What needs to be done |
Transcribe the whole listing below without changing a word, but leave out every image.

Working data |

■ ■ ■ ■ ■

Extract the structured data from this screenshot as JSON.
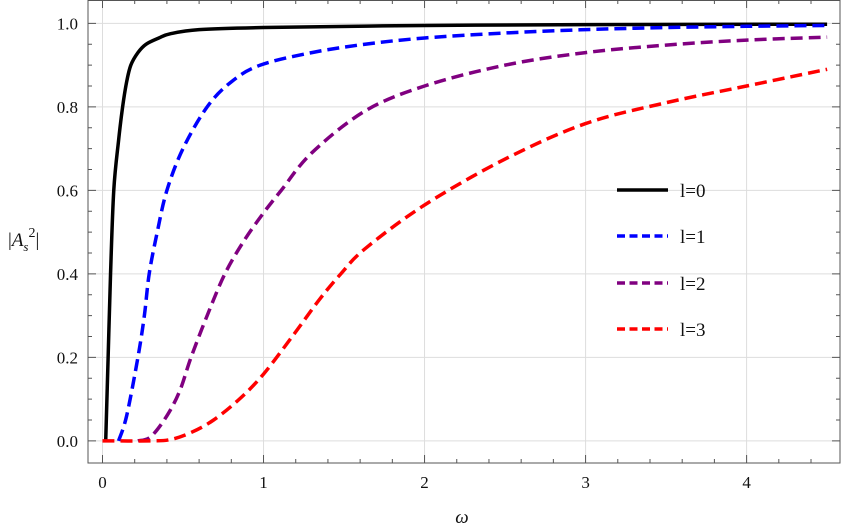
{
  "chart_data": {
    "type": "line",
    "title": "",
    "xlabel": "ω",
    "ylabel": "|A_s^2|",
    "ylabel_parts": {
      "bar_left": "|",
      "base": "A",
      "sub": "s",
      "sup": "2",
      "bar_right": "|"
    },
    "xlim": [
      -0.09,
      4.58
    ],
    "ylim": [
      -0.053,
      1.056
    ],
    "x_ticks": [
      0,
      1,
      2,
      3,
      4
    ],
    "x_tick_labels": [
      "0",
      "1",
      "2",
      "3",
      "4"
    ],
    "y_ticks": [
      0,
      0.2,
      0.4,
      0.6,
      0.8,
      1.0
    ],
    "y_tick_labels": [
      "0.0",
      "0.2",
      "0.4",
      "0.6",
      "0.8",
      "1.0"
    ],
    "grid": true,
    "legend_placement": "right-center",
    "series": [
      {
        "name": "l=0",
        "color": "#000000",
        "dash": "solid",
        "points": [
          [
            0.02,
            0
          ],
          [
            0.035,
            0.2
          ],
          [
            0.05,
            0.4
          ],
          [
            0.07,
            0.6
          ],
          [
            0.1,
            0.72
          ],
          [
            0.125,
            0.8
          ],
          [
            0.15,
            0.86
          ],
          [
            0.176,
            0.9
          ],
          [
            0.22,
            0.93
          ],
          [
            0.27,
            0.95
          ],
          [
            0.35,
            0.965
          ],
          [
            0.42,
            0.975
          ],
          [
            0.6,
            0.985
          ],
          [
            1,
            0.99
          ],
          [
            2,
            0.995
          ],
          [
            3,
            0.997
          ],
          [
            4.5,
            0.998
          ]
        ]
      },
      {
        "name": "l=1",
        "color": "#0000ff",
        "dash": "dashed",
        "points": [
          [
            0.1,
            0
          ],
          [
            0.15,
            0.06
          ],
          [
            0.22,
            0.2
          ],
          [
            0.26,
            0.3
          ],
          [
            0.29,
            0.4
          ],
          [
            0.34,
            0.5
          ],
          [
            0.4,
            0.6
          ],
          [
            0.5,
            0.7
          ],
          [
            0.65,
            0.8
          ],
          [
            0.8,
            0.86
          ],
          [
            0.98,
            0.9
          ],
          [
            1.3,
            0.93
          ],
          [
            1.63,
            0.95
          ],
          [
            2,
            0.965
          ],
          [
            2.5,
            0.977
          ],
          [
            3,
            0.985
          ],
          [
            3.5,
            0.99
          ],
          [
            4,
            0.993
          ],
          [
            4.5,
            0.995
          ]
        ]
      },
      {
        "name": "l=2",
        "color": "#800080",
        "dash": "dashed",
        "points": [
          [
            0.22,
            0
          ],
          [
            0.3,
            0.01
          ],
          [
            0.4,
            0.06
          ],
          [
            0.48,
            0.12
          ],
          [
            0.55,
            0.2
          ],
          [
            0.65,
            0.3
          ],
          [
            0.76,
            0.4
          ],
          [
            0.88,
            0.48
          ],
          [
            1,
            0.546
          ],
          [
            1.11,
            0.6
          ],
          [
            1.3,
            0.69
          ],
          [
            1.63,
            0.79
          ],
          [
            2,
            0.85
          ],
          [
            2.5,
            0.9
          ],
          [
            3,
            0.93
          ],
          [
            3.5,
            0.948
          ],
          [
            4,
            0.96
          ],
          [
            4.5,
            0.967
          ]
        ]
      },
      {
        "name": "l=3",
        "color": "#ff0000",
        "dash": "dashed",
        "points": [
          [
            0,
            0
          ],
          [
            0.3,
            0
          ],
          [
            0.42,
            0.003
          ],
          [
            0.55,
            0.02
          ],
          [
            0.69,
            0.05
          ],
          [
            0.85,
            0.1
          ],
          [
            1,
            0.16
          ],
          [
            1.19,
            0.256
          ],
          [
            1.35,
            0.34
          ],
          [
            1.48,
            0.4
          ],
          [
            1.63,
            0.46
          ],
          [
            2,
            0.565
          ],
          [
            2.5,
            0.675
          ],
          [
            3,
            0.76
          ],
          [
            3.5,
            0.81
          ],
          [
            4,
            0.85
          ],
          [
            4.5,
            0.89
          ]
        ]
      }
    ]
  }
}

■ ■ ■ ■ ■

Response |
Extract the structured data from this screenshot as JSON.
{
  "chart_data": {
    "type": "line",
    "title": "",
    "xlabel": "ω",
    "ylabel": "|A_s^2|",
    "ylabel_parts": {
      "bar_left": "|",
      "base": "A",
      "sub": "s",
      "sup": "2",
      "bar_right": "|"
    },
    "xlim": [
      -0.09,
      4.58
    ],
    "ylim": [
      -0.053,
      1.056
    ],
    "x_ticks": [
      0,
      1,
      2,
      3,
      4
    ],
    "x_tick_labels": [
      "0",
      "1",
      "2",
      "3",
      "4"
    ],
    "y_ticks": [
      0,
      0.2,
      0.4,
      0.6,
      0.8,
      1.0
    ],
    "y_tick_labels": [
      "0.0",
      "0.2",
      "0.4",
      "0.6",
      "0.8",
      "1.0"
    ],
    "grid": true,
    "legend_placement": "right-center",
    "series": [
      {
        "name": "l=0",
        "color": "#000000",
        "dash": "solid",
        "points": [
          [
            0.02,
            0
          ],
          [
            0.035,
            0.2
          ],
          [
            0.05,
            0.4
          ],
          [
            0.07,
            0.6
          ],
          [
            0.1,
            0.72
          ],
          [
            0.125,
            0.8
          ],
          [
            0.15,
            0.86
          ],
          [
            0.176,
            0.9
          ],
          [
            0.22,
            0.93
          ],
          [
            0.27,
            0.95
          ],
          [
            0.35,
            0.965
          ],
          [
            0.42,
            0.975
          ],
          [
            0.6,
            0.985
          ],
          [
            1,
            0.99
          ],
          [
            2,
            0.995
          ],
          [
            3,
            0.997
          ],
          [
            4.5,
            0.998
          ]
        ]
      },
      {
        "name": "l=1",
        "color": "#0000ff",
        "dash": "dashed",
        "points": [
          [
            0.1,
            0
          ],
          [
            0.15,
            0.06
          ],
          [
            0.22,
            0.2
          ],
          [
            0.26,
            0.3
          ],
          [
            0.29,
            0.4
          ],
          [
            0.34,
            0.5
          ],
          [
            0.4,
            0.6
          ],
          [
            0.5,
            0.7
          ],
          [
            0.65,
            0.8
          ],
          [
            0.8,
            0.86
          ],
          [
            0.98,
            0.9
          ],
          [
            1.3,
            0.93
          ],
          [
            1.63,
            0.95
          ],
          [
            2,
            0.965
          ],
          [
            2.5,
            0.977
          ],
          [
            3,
            0.985
          ],
          [
            3.5,
            0.99
          ],
          [
            4,
            0.993
          ],
          [
            4.5,
            0.995
          ]
        ]
      },
      {
        "name": "l=2",
        "color": "#800080",
        "dash": "dashed",
        "points": [
          [
            0.22,
            0
          ],
          [
            0.3,
            0.01
          ],
          [
            0.4,
            0.06
          ],
          [
            0.48,
            0.12
          ],
          [
            0.55,
            0.2
          ],
          [
            0.65,
            0.3
          ],
          [
            0.76,
            0.4
          ],
          [
            0.88,
            0.48
          ],
          [
            1,
            0.546
          ],
          [
            1.11,
            0.6
          ],
          [
            1.3,
            0.69
          ],
          [
            1.63,
            0.79
          ],
          [
            2,
            0.85
          ],
          [
            2.5,
            0.9
          ],
          [
            3,
            0.93
          ],
          [
            3.5,
            0.948
          ],
          [
            4,
            0.96
          ],
          [
            4.5,
            0.967
          ]
        ]
      },
      {
        "name": "l=3",
        "color": "#ff0000",
        "dash": "dashed",
        "points": [
          [
            0,
            0
          ],
          [
            0.3,
            0
          ],
          [
            0.42,
            0.003
          ],
          [
            0.55,
            0.02
          ],
          [
            0.69,
            0.05
          ],
          [
            0.85,
            0.1
          ],
          [
            1,
            0.16
          ],
          [
            1.19,
            0.256
          ],
          [
            1.35,
            0.34
          ],
          [
            1.48,
            0.4
          ],
          [
            1.63,
            0.46
          ],
          [
            2,
            0.565
          ],
          [
            2.5,
            0.675
          ],
          [
            3,
            0.76
          ],
          [
            3.5,
            0.81
          ],
          [
            4,
            0.85
          ],
          [
            4.5,
            0.89
          ]
        ]
      }
    ]
  }
}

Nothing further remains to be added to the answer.